Transcribe the full listing exactly, and drop every picture.

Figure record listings

::::

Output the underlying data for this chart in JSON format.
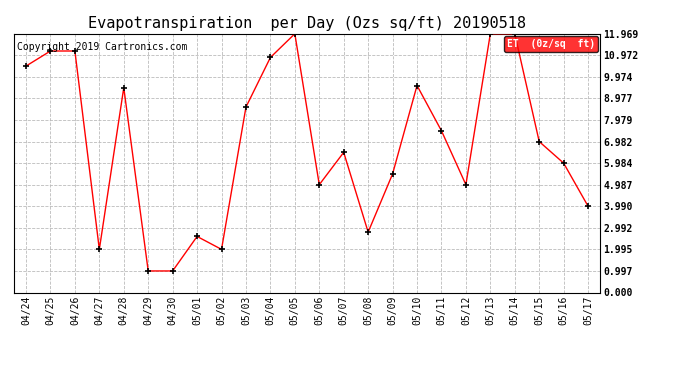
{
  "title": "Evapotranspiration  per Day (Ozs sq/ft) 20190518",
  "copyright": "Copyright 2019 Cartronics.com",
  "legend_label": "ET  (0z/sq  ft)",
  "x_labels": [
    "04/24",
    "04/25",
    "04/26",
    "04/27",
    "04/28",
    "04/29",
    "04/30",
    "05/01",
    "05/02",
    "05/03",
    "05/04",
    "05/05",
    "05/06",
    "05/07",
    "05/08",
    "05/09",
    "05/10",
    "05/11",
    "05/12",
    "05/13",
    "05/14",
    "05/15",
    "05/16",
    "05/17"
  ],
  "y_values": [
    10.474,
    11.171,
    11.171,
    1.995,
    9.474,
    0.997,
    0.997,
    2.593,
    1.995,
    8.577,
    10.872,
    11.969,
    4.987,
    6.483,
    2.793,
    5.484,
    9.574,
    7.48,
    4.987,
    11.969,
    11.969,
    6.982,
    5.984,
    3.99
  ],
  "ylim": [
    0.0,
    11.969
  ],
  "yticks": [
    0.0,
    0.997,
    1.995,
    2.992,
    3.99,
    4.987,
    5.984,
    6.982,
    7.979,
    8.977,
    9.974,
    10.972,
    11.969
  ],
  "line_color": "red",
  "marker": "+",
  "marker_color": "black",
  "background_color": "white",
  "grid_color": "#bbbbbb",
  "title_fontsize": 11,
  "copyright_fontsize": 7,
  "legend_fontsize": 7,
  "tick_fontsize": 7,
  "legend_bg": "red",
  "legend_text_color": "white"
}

::::

● WORKED ANSWER:
Output the underlying data for this chart in JSON format.
{
  "title": "Evapotranspiration  per Day (Ozs sq/ft) 20190518",
  "copyright": "Copyright 2019 Cartronics.com",
  "legend_label": "ET  (0z/sq  ft)",
  "x_labels": [
    "04/24",
    "04/25",
    "04/26",
    "04/27",
    "04/28",
    "04/29",
    "04/30",
    "05/01",
    "05/02",
    "05/03",
    "05/04",
    "05/05",
    "05/06",
    "05/07",
    "05/08",
    "05/09",
    "05/10",
    "05/11",
    "05/12",
    "05/13",
    "05/14",
    "05/15",
    "05/16",
    "05/17"
  ],
  "y_values": [
    10.474,
    11.171,
    11.171,
    1.995,
    9.474,
    0.997,
    0.997,
    2.593,
    1.995,
    8.577,
    10.872,
    11.969,
    4.987,
    6.483,
    2.793,
    5.484,
    9.574,
    7.48,
    4.987,
    11.969,
    11.969,
    6.982,
    5.984,
    3.99
  ],
  "ylim": [
    0.0,
    11.969
  ],
  "yticks": [
    0.0,
    0.997,
    1.995,
    2.992,
    3.99,
    4.987,
    5.984,
    6.982,
    7.979,
    8.977,
    9.974,
    10.972,
    11.969
  ],
  "line_color": "red",
  "marker": "+",
  "marker_color": "black",
  "background_color": "white",
  "grid_color": "#bbbbbb",
  "title_fontsize": 11,
  "copyright_fontsize": 7,
  "legend_fontsize": 7,
  "tick_fontsize": 7,
  "legend_bg": "red",
  "legend_text_color": "white"
}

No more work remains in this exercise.